> **Task to complete**
Your copy of the material must match it exactly, except that pictures are dropped.

## BEGIN Supplied records

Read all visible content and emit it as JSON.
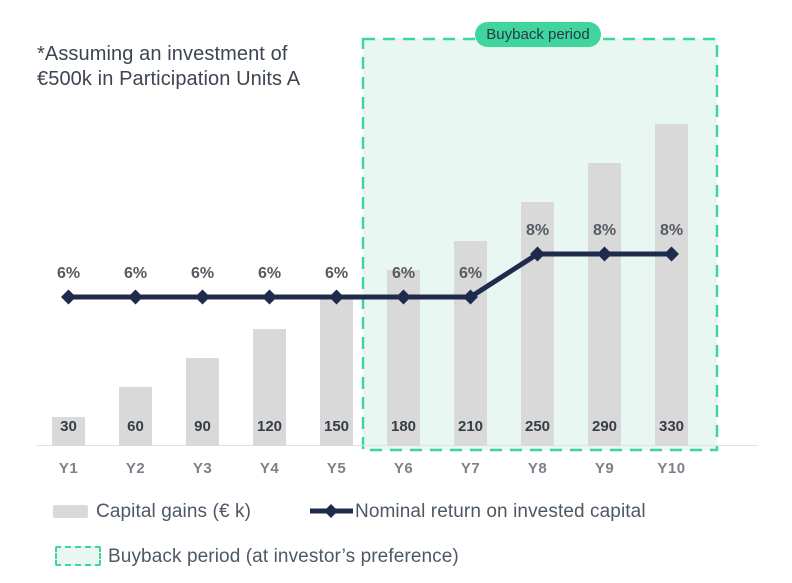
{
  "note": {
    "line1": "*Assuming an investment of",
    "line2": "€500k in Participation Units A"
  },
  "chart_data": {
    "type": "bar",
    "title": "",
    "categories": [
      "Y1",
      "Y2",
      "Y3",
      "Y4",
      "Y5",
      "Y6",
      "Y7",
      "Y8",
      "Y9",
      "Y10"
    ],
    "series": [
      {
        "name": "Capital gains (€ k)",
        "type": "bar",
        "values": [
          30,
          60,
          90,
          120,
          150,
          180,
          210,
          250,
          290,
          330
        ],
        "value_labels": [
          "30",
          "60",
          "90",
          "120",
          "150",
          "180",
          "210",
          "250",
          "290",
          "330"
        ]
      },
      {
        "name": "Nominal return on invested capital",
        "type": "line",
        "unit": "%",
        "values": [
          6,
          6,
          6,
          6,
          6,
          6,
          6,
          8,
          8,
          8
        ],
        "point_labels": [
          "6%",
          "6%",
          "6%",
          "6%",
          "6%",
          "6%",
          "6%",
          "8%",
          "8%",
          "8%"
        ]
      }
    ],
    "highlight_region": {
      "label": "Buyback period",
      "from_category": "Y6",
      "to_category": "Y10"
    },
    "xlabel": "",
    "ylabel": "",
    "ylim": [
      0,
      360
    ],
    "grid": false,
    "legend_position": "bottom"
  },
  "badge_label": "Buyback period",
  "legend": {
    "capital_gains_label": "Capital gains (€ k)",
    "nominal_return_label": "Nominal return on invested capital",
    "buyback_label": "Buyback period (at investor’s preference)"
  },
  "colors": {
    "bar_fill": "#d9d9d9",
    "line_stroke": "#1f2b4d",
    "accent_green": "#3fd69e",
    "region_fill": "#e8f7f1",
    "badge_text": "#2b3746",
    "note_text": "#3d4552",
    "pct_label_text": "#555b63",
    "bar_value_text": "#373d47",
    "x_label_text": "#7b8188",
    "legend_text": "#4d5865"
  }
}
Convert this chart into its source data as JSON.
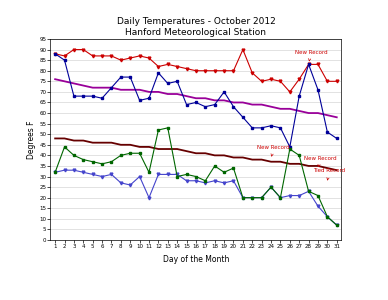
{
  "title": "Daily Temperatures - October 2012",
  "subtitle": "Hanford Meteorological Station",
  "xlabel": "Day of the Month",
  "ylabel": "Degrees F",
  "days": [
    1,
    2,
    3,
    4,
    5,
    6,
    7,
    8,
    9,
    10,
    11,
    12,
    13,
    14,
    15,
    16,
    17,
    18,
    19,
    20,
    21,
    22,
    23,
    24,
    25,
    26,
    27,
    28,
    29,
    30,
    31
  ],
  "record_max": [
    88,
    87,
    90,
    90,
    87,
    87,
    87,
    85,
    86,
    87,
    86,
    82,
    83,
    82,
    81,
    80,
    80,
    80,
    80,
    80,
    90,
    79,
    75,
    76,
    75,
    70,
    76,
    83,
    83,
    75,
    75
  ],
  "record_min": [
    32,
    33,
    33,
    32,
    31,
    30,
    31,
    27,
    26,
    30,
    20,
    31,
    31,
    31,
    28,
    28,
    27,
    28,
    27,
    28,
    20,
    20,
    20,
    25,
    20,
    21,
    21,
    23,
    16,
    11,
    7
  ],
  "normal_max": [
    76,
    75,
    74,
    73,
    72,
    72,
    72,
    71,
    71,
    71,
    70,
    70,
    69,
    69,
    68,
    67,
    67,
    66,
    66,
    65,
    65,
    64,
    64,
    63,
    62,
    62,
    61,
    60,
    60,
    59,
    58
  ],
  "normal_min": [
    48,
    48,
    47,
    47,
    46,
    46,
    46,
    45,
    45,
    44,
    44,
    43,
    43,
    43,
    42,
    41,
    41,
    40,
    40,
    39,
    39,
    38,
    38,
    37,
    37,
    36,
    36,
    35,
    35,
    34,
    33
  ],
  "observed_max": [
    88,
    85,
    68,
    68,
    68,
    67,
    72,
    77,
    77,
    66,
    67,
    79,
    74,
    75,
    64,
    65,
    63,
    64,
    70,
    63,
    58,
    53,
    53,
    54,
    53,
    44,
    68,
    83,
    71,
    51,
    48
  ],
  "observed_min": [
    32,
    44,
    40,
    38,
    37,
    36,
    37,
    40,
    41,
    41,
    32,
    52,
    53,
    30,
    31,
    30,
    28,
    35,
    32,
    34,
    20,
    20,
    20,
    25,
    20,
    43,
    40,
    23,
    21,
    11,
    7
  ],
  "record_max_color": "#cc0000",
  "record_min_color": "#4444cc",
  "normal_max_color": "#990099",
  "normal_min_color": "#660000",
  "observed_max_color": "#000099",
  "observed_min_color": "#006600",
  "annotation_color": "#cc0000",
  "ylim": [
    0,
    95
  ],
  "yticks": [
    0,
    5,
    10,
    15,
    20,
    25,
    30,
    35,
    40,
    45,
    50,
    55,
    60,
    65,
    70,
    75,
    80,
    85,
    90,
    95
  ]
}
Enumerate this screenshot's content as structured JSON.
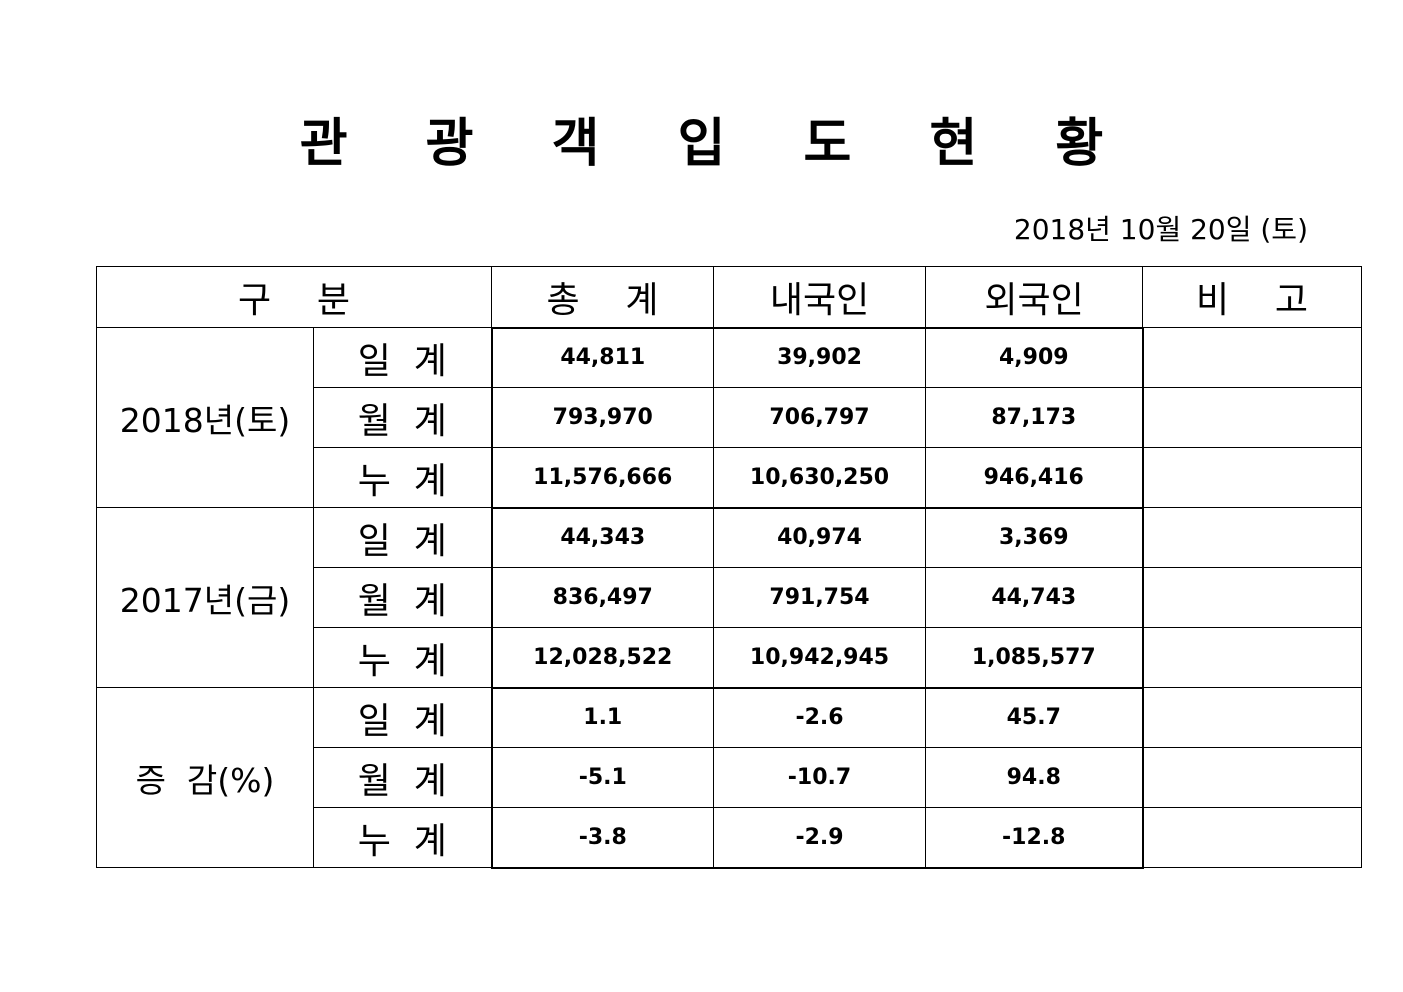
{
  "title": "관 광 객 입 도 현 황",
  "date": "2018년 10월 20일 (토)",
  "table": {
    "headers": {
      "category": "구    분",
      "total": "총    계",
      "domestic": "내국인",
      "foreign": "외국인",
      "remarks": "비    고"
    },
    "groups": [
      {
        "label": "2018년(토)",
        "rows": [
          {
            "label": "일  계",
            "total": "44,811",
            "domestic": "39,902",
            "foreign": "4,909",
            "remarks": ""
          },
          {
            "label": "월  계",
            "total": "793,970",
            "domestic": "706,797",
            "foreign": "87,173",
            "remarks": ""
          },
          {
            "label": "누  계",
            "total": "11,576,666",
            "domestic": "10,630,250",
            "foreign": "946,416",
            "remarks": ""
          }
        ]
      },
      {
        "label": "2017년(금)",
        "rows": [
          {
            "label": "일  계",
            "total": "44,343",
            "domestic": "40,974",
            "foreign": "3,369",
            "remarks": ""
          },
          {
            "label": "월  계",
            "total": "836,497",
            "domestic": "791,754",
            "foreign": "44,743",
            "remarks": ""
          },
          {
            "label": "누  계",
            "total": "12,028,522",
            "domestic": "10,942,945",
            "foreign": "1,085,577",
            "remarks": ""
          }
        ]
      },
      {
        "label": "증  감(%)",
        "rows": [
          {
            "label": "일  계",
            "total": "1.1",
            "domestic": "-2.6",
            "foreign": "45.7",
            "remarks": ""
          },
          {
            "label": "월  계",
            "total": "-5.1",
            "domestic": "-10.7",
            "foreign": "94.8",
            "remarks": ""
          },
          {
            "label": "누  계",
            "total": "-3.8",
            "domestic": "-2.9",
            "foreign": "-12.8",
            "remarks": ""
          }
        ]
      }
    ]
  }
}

## END Supplied records

> **Answer**
Read all visible content and emit it as JSON.
{
  "note": {
    "line1": "*Assuming an investment of",
    "line2": "€500k in Participation Units A"
  },
  "chart_data": {
    "type": "bar",
    "title": "",
    "categories": [
      "Y1",
      "Y2",
      "Y3",
      "Y4",
      "Y5",
      "Y6",
      "Y7",
      "Y8",
      "Y9",
      "Y10"
    ],
    "series": [
      {
        "name": "Capital gains (€ k)",
        "type": "bar",
        "values": [
          30,
          60,
          90,
          120,
          150,
          180,
          210,
          250,
          290,
          330
        ],
        "value_labels": [
          "30",
          "60",
          "90",
          "120",
          "150",
          "180",
          "210",
          "250",
          "290",
          "330"
        ]
      },
      {
        "name": "Nominal return on invested capital",
        "type": "line",
        "unit": "%",
        "values": [
          6,
          6,
          6,
          6,
          6,
          6,
          6,
          8,
          8,
          8
        ],
        "point_labels": [
          "6%",
          "6%",
          "6%",
          "6%",
          "6%",
          "6%",
          "6%",
          "8%",
          "8%",
          "8%"
        ]
      }
    ],
    "highlight_region": {
      "label": "Buyback period",
      "from_category": "Y6",
      "to_category": "Y10"
    },
    "xlabel": "",
    "ylabel": "",
    "ylim": [
      0,
      360
    ],
    "grid": false,
    "legend_position": "bottom"
  },
  "badge_label": "Buyback period",
  "legend": {
    "capital_gains_label": "Capital gains (€ k)",
    "nominal_return_label": "Nominal return on invested capital",
    "buyback_label": "Buyback period (at investor’s preference)"
  },
  "colors": {
    "bar_fill": "#d9d9d9",
    "line_stroke": "#1f2b4d",
    "accent_green": "#3fd69e",
    "region_fill": "#e8f7f1",
    "badge_text": "#2b3746",
    "note_text": "#3d4552",
    "pct_label_text": "#555b63",
    "bar_value_text": "#373d47",
    "x_label_text": "#7b8188",
    "legend_text": "#4d5865"
  }
}
Convert this chart into its source data as JSON.
{
  "title": "Daily Temperatures - October 2012",
  "subtitle": "Hanford Meteorological Station",
  "xlabel": "Day of the Month",
  "ylabel": "Degrees F",
  "days": [
    1,
    2,
    3,
    4,
    5,
    6,
    7,
    8,
    9,
    10,
    11,
    12,
    13,
    14,
    15,
    16,
    17,
    18,
    19,
    20,
    21,
    22,
    23,
    24,
    25,
    26,
    27,
    28,
    29,
    30,
    31
  ],
  "record_max": [
    88,
    87,
    90,
    90,
    87,
    87,
    87,
    85,
    86,
    87,
    86,
    82,
    83,
    82,
    81,
    80,
    80,
    80,
    80,
    80,
    90,
    79,
    75,
    76,
    75,
    70,
    76,
    83,
    83,
    75,
    75
  ],
  "record_min": [
    32,
    33,
    33,
    32,
    31,
    30,
    31,
    27,
    26,
    30,
    20,
    31,
    31,
    31,
    28,
    28,
    27,
    28,
    27,
    28,
    20,
    20,
    20,
    25,
    20,
    21,
    21,
    23,
    16,
    11,
    7
  ],
  "normal_max": [
    76,
    75,
    74,
    73,
    72,
    72,
    72,
    71,
    71,
    71,
    70,
    70,
    69,
    69,
    68,
    67,
    67,
    66,
    66,
    65,
    65,
    64,
    64,
    63,
    62,
    62,
    61,
    60,
    60,
    59,
    58
  ],
  "normal_min": [
    48,
    48,
    47,
    47,
    46,
    46,
    46,
    45,
    45,
    44,
    44,
    43,
    43,
    43,
    42,
    41,
    41,
    40,
    40,
    39,
    39,
    38,
    38,
    37,
    37,
    36,
    36,
    35,
    35,
    34,
    33
  ],
  "observed_max": [
    88,
    85,
    68,
    68,
    68,
    67,
    72,
    77,
    77,
    66,
    67,
    79,
    74,
    75,
    64,
    65,
    63,
    64,
    70,
    63,
    58,
    53,
    53,
    54,
    53,
    44,
    68,
    83,
    71,
    51,
    48
  ],
  "observed_min": [
    32,
    44,
    40,
    38,
    37,
    36,
    37,
    40,
    41,
    41,
    32,
    52,
    53,
    30,
    31,
    30,
    28,
    35,
    32,
    34,
    20,
    20,
    20,
    25,
    20,
    43,
    40,
    23,
    21,
    11,
    7
  ],
  "record_max_color": "#cc0000",
  "record_min_color": "#4444cc",
  "normal_max_color": "#990099",
  "normal_min_color": "#660000",
  "observed_max_color": "#000099",
  "observed_min_color": "#006600",
  "annotation_color": "#cc0000",
  "ylim": [
    0,
    95
  ],
  "yticks": [
    0,
    5,
    10,
    15,
    20,
    25,
    30,
    35,
    40,
    45,
    50,
    55,
    60,
    65,
    70,
    75,
    80,
    85,
    90,
    95
  ]
}
Enumerate this screenshot's content as structured JSON.
{
  "title": "관 광 객 입 도 현 황",
  "date": "2018년 10월 20일 (토)",
  "table": {
    "headers": {
      "category": "구    분",
      "total": "총    계",
      "domestic": "내국인",
      "foreign": "외국인",
      "remarks": "비    고"
    },
    "groups": [
      {
        "label": "2018년(토)",
        "rows": [
          {
            "label": "일  계",
            "total": "44,811",
            "domestic": "39,902",
            "foreign": "4,909",
            "remarks": ""
          },
          {
            "label": "월  계",
            "total": "793,970",
            "domestic": "706,797",
            "foreign": "87,173",
            "remarks": ""
          },
          {
            "label": "누  계",
            "total": "11,576,666",
            "domestic": "10,630,250",
            "foreign": "946,416",
            "remarks": ""
          }
        ]
      },
      {
        "label": "2017년(금)",
        "rows": [
          {
            "label": "일  계",
            "total": "44,343",
            "domestic": "40,974",
            "foreign": "3,369",
            "remarks": ""
          },
          {
            "label": "월  계",
            "total": "836,497",
            "domestic": "791,754",
            "foreign": "44,743",
            "remarks": ""
          },
          {
            "label": "누  계",
            "total": "12,028,522",
            "domestic": "10,942,945",
            "foreign": "1,085,577",
            "remarks": ""
          }
        ]
      },
      {
        "label": "증  감(%)",
        "rows": [
          {
            "label": "일  계",
            "total": "1.1",
            "domestic": "-2.6",
            "foreign": "45.7",
            "remarks": ""
          },
          {
            "label": "월  계",
            "total": "-5.1",
            "domestic": "-10.7",
            "foreign": "94.8",
            "remarks": ""
          },
          {
            "label": "누  계",
            "total": "-3.8",
            "domestic": "-2.9",
            "foreign": "-12.8",
            "remarks": ""
          }
        ]
      }
    ]
  }
}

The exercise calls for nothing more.